#### Dataset records:
>>>>

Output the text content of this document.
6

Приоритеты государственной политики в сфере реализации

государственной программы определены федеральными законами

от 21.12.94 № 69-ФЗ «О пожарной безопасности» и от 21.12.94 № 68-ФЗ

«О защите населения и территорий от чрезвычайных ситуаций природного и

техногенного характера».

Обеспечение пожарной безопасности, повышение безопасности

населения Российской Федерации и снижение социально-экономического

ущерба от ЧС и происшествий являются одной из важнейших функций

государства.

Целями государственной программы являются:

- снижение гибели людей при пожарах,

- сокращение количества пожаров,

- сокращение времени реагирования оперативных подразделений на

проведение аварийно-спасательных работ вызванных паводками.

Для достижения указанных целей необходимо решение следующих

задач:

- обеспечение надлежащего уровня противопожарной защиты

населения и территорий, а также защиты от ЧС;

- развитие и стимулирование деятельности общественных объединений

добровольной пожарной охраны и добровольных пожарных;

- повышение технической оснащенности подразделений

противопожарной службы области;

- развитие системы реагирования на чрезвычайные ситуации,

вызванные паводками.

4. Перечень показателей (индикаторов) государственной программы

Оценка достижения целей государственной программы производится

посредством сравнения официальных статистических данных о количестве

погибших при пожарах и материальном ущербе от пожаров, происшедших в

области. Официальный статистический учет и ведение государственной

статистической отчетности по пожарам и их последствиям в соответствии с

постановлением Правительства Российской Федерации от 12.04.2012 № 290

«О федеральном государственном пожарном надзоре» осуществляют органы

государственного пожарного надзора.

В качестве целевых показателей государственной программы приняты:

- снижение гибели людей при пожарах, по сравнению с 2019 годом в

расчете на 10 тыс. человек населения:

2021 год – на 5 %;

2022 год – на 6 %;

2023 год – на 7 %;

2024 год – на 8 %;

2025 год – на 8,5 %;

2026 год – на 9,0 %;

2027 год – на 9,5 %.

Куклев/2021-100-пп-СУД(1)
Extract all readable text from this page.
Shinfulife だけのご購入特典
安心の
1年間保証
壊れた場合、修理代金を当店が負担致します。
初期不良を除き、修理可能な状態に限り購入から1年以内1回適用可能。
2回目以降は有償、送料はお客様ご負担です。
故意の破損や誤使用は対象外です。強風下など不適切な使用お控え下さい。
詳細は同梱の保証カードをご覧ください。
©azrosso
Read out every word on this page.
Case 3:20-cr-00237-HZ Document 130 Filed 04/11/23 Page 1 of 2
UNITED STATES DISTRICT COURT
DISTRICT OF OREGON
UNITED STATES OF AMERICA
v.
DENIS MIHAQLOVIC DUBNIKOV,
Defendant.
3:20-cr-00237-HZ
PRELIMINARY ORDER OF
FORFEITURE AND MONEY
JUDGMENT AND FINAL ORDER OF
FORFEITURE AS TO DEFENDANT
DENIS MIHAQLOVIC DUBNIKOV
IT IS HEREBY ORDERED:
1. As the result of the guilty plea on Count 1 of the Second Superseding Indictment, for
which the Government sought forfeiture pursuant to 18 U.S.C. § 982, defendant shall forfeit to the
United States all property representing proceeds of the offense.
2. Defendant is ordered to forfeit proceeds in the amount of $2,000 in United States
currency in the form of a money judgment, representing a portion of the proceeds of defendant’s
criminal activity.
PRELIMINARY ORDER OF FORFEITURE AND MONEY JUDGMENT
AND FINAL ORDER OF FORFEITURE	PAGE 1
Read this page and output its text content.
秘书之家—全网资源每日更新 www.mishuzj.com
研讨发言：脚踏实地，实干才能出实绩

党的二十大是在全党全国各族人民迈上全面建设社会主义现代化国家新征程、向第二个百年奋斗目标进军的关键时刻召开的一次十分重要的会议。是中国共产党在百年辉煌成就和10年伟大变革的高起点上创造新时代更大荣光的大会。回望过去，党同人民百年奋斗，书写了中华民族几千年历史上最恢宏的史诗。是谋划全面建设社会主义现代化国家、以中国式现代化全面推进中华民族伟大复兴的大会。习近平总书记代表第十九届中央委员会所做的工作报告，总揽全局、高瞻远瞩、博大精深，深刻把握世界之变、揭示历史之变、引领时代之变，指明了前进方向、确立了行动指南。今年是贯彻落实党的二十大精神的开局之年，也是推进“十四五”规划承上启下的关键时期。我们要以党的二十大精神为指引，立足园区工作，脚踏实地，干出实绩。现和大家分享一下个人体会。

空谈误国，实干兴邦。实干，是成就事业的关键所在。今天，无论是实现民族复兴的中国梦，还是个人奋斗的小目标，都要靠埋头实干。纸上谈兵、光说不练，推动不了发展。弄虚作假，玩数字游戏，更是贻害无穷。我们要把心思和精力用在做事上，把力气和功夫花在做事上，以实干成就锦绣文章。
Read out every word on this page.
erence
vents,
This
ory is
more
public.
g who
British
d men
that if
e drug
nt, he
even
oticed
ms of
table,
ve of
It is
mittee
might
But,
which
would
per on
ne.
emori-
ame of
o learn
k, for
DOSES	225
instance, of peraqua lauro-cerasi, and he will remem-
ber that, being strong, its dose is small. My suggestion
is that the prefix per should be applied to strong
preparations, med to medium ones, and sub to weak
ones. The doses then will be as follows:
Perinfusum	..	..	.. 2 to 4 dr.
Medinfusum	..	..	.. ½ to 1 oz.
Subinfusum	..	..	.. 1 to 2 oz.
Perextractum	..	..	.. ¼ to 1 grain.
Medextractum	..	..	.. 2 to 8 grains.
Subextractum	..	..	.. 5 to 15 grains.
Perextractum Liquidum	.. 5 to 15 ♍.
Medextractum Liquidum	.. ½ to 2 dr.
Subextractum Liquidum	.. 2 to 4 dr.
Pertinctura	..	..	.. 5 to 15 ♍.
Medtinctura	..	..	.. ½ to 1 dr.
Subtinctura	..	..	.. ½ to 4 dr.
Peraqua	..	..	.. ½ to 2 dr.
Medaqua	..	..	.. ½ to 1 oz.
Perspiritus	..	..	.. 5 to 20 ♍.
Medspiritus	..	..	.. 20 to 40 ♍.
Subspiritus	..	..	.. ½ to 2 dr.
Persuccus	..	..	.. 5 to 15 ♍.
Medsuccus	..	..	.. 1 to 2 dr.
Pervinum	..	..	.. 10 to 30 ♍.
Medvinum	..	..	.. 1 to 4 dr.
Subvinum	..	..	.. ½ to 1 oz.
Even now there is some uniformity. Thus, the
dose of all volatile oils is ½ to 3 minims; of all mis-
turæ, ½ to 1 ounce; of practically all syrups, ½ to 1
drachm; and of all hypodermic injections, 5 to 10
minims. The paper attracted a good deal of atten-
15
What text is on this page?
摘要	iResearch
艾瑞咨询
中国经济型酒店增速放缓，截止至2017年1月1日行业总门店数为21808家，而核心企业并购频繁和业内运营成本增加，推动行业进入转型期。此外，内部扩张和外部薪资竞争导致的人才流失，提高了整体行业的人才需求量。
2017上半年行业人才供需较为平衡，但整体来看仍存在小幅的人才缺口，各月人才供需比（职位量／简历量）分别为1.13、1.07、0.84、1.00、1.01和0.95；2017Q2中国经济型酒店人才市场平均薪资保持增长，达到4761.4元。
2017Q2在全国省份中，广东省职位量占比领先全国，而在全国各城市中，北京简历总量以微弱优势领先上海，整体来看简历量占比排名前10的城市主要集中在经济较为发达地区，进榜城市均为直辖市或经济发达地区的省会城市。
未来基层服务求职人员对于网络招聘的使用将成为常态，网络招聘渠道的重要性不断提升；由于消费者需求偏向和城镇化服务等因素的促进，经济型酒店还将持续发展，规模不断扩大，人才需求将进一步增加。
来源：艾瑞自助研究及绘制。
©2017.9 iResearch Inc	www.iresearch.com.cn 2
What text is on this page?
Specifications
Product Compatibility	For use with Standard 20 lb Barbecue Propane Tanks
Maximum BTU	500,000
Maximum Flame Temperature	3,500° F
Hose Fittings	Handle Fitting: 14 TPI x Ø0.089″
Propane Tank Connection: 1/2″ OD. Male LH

<<<<

#### What you have to do:
Lines in the records that hold the word "iResearch" are to be counted; give only the total.

#### Final answer:
2